▶ GOAL
Restate each line of the listing exactly, without carrying over any pictures.
-------- INPUT MATERIAL --------
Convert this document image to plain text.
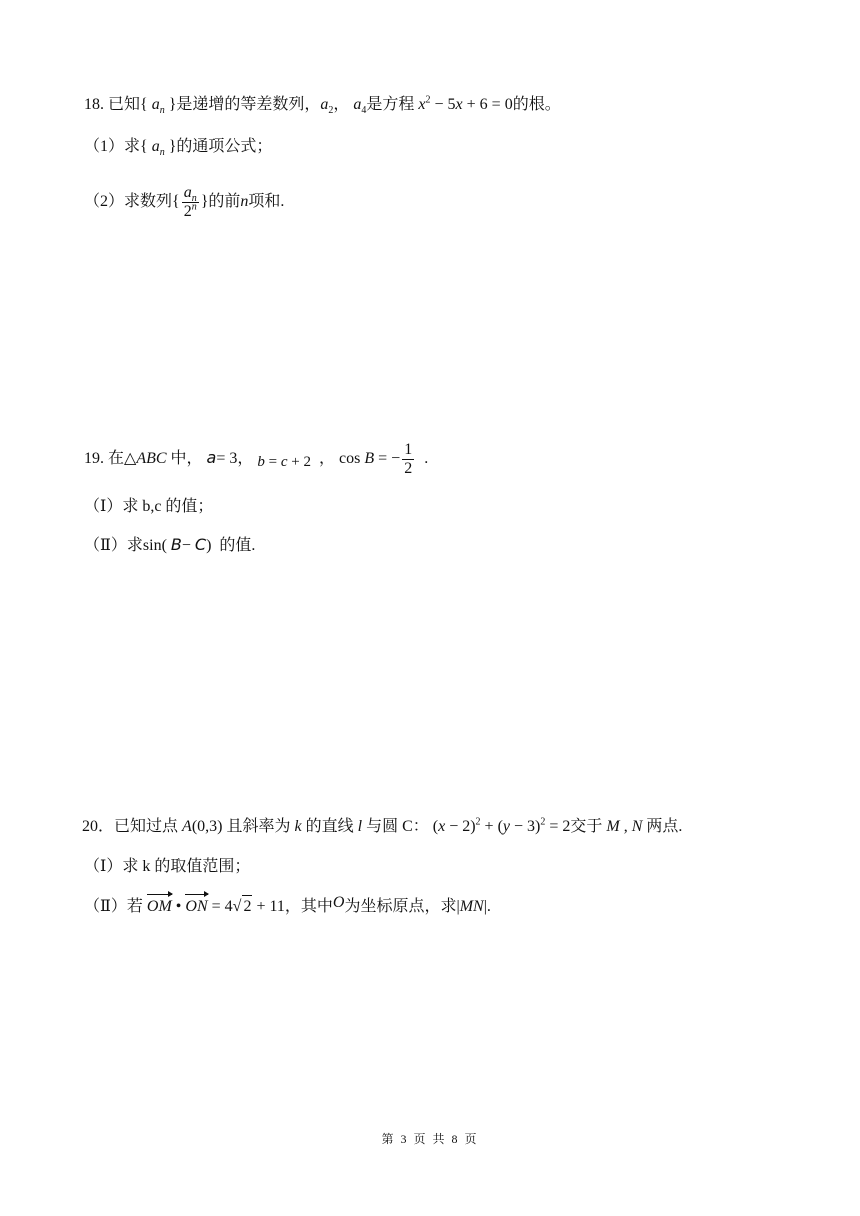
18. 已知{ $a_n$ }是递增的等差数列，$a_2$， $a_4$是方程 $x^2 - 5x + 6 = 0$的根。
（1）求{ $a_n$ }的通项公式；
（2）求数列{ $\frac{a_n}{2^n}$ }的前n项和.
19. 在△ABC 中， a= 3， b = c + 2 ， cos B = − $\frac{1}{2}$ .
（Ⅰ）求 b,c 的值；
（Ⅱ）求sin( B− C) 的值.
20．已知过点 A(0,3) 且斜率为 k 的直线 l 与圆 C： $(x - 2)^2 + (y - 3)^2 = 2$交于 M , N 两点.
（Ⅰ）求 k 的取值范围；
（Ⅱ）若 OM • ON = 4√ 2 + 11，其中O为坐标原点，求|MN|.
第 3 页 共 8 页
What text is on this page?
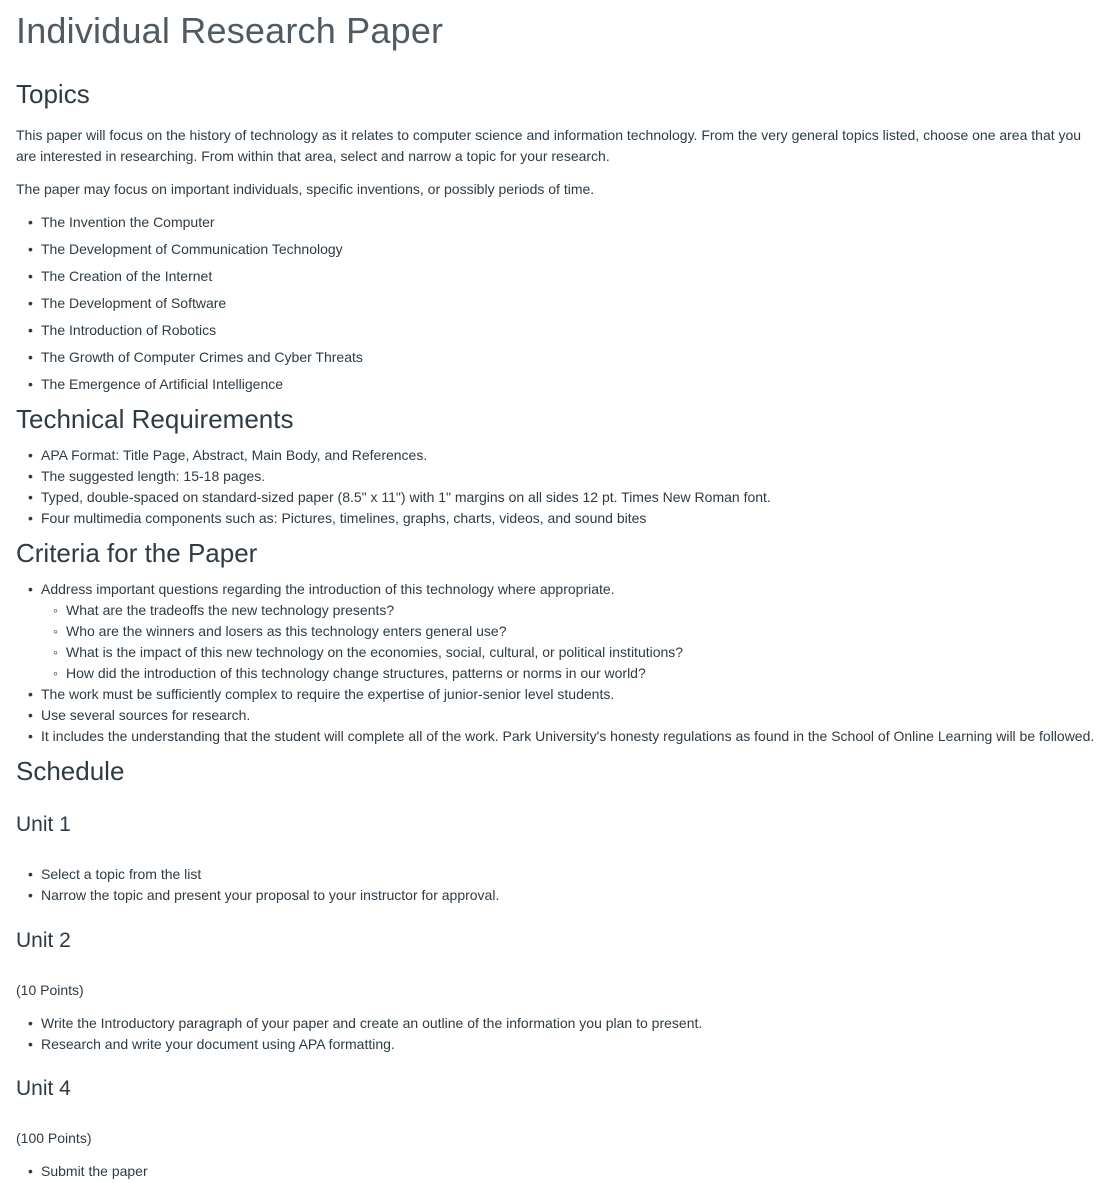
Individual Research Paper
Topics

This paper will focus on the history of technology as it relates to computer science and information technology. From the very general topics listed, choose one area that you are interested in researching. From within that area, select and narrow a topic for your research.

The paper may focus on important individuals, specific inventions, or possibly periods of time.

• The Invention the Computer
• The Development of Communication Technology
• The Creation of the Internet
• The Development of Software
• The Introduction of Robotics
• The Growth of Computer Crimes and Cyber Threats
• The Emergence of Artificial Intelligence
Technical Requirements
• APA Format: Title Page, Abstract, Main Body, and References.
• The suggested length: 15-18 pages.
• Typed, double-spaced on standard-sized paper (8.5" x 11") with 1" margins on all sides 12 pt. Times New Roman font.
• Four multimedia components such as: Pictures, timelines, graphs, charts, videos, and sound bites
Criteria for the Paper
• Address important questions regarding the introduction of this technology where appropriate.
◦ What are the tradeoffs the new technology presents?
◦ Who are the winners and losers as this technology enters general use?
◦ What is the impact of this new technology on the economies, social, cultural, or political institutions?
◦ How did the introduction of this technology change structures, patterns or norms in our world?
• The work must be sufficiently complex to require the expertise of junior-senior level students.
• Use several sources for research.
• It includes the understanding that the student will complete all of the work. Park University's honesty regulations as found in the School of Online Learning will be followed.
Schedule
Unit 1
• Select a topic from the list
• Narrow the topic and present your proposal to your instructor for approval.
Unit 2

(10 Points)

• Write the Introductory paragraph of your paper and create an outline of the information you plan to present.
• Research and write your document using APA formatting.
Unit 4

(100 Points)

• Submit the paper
--------
▶ TASK RESPONSE
Convert this document image to plain text.
18. 已知{ $a_n$ }是递增的等差数列，$a_2$， $a_4$是方程 $x^2 - 5x + 6 = 0$的根。
（1）求{ $a_n$ }的通项公式；
（2）求数列{ $\frac{a_n}{2^n}$ }的前n项和.
19. 在△ABC 中， a= 3， b = c + 2 ， cos B = − $\frac{1}{2}$ .
（Ⅰ）求 b,c 的值；
（Ⅱ）求sin( B− C) 的值.
20．已知过点 A(0,3) 且斜率为 k 的直线 l 与圆 C： $(x - 2)^2 + (y - 3)^2 = 2$交于 M , N 两点.
（Ⅰ）求 k 的取值范围；
（Ⅱ）若 OM • ON = 4√ 2 + 11，其中O为坐标原点，求|MN|.
第 3 页 共 8 页
What text is on this page?
Individual Research Paper
Topics

This paper will focus on the history of technology as it relates to computer science and information technology. From the very general topics listed, choose one area that you are interested in researching. From within that area, select and narrow a topic for your research.

The paper may focus on important individuals, specific inventions, or possibly periods of time.

• The Invention the Computer
• The Development of Communication Technology
• The Creation of the Internet
• The Development of Software
• The Introduction of Robotics
• The Growth of Computer Crimes and Cyber Threats
• The Emergence of Artificial Intelligence
Technical Requirements
• APA Format: Title Page, Abstract, Main Body, and References.
• The suggested length: 15-18 pages.
• Typed, double-spaced on standard-sized paper (8.5" x 11") with 1" margins on all sides 12 pt. Times New Roman font.
• Four multimedia components such as: Pictures, timelines, graphs, charts, videos, and sound bites
Criteria for the Paper
• Address important questions regarding the introduction of this technology where appropriate.
◦ What are the tradeoffs the new technology presents?
◦ Who are the winners and losers as this technology enters general use?
◦ What is the impact of this new technology on the economies, social, cultural, or political institutions?
◦ How did the introduction of this technology change structures, patterns or norms in our world?
• The work must be sufficiently complex to require the expertise of junior-senior level students.
• Use several sources for research.
• It includes the understanding that the student will complete all of the work. Park University's honesty regulations as found in the School of Online Learning will be followed.
Schedule
Unit 1
• Select a topic from the list
• Narrow the topic and present your proposal to your instructor for approval.
Unit 2

(10 Points)

• Write the Introductory paragraph of your paper and create an outline of the information you plan to present.
• Research and write your document using APA formatting.
Unit 4

(100 Points)

• Submit the paper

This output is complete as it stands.